**Your goal:** Write out the entire listing below exactly, with the pictures left out.
━━━ Entries provided
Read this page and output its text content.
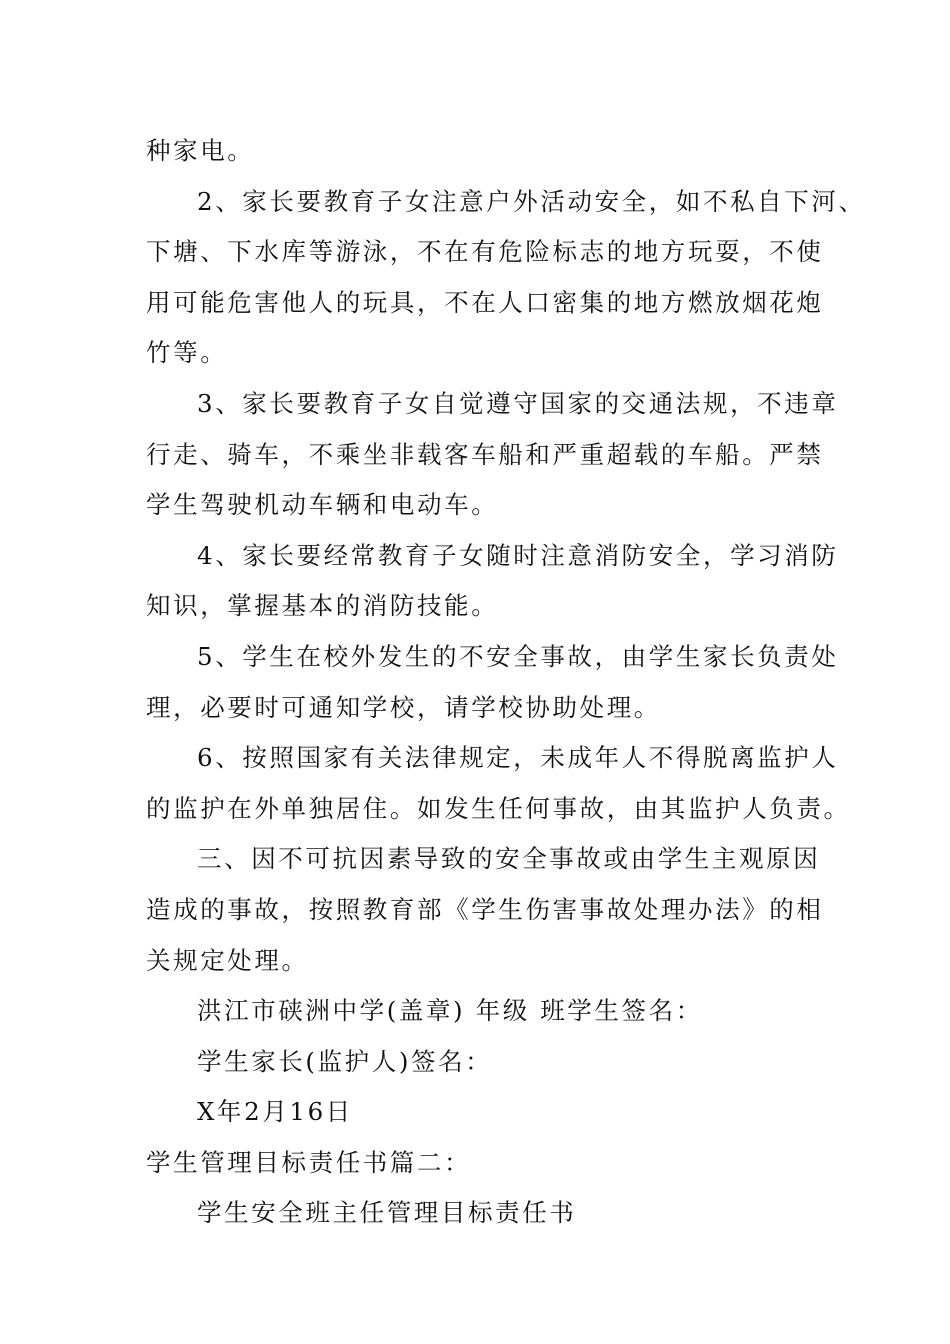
种家电。
2、家长要教育子女注意户外活动安全，如不私自下河、
下塘、下水库等游泳，不在有危险标志的地方玩耍，不使
用可能危害他人的玩具，不在人口密集的地方燃放烟花炮
竹等。
3、家长要教育子女自觉遵守国家的交通法规，不违章
行走、骑车，不乘坐非载客车船和严重超载的车船。严禁
学生驾驶机动车辆和电动车。
4、家长要经常教育子女随时注意消防安全，学习消防
知识，掌握基本的消防技能。
5、学生在校外发生的不安全事故，由学生家长负责处
理，必要时可通知学校，请学校协助处理。
6、按照国家有关法律规定，未成年人不得脱离监护人
的监护在外单独居住。如发生任何事故，由其监护人负责。
三、因不可抗因素导致的安全事故或由学生主观原因
造成的事故，按照教育部《学生伤害事故处理办法》的相
关规定处理。
洪江市硖洲中学(盖章) 年级 班学生签名：
学生家长(监护人)签名：
X年2月16日
学生管理目标责任书篇二：
学生安全班主任管理目标责任书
━━━━━━
**Response to the task:**
Read this page and output its text content.
种家电。
2、家长要教育子女注意户外活动安全，如不私自下河、
下塘、下水库等游泳，不在有危险标志的地方玩耍，不使
用可能危害他人的玩具，不在人口密集的地方燃放烟花炮
竹等。
3、家长要教育子女自觉遵守国家的交通法规，不违章
行走、骑车，不乘坐非载客车船和严重超载的车船。严禁
学生驾驶机动车辆和电动车。
4、家长要经常教育子女随时注意消防安全，学习消防
知识，掌握基本的消防技能。
5、学生在校外发生的不安全事故，由学生家长负责处
理，必要时可通知学校，请学校协助处理。
6、按照国家有关法律规定，未成年人不得脱离监护人
的监护在外单独居住。如发生任何事故，由其监护人负责。
三、因不可抗因素导致的安全事故或由学生主观原因
造成的事故，按照教育部《学生伤害事故处理办法》的相
关规定处理。
洪江市硖洲中学(盖章) 年级 班学生签名：
学生家长(监护人)签名：
X年2月16日
学生管理目标责任书篇二：
学生安全班主任管理目标责任书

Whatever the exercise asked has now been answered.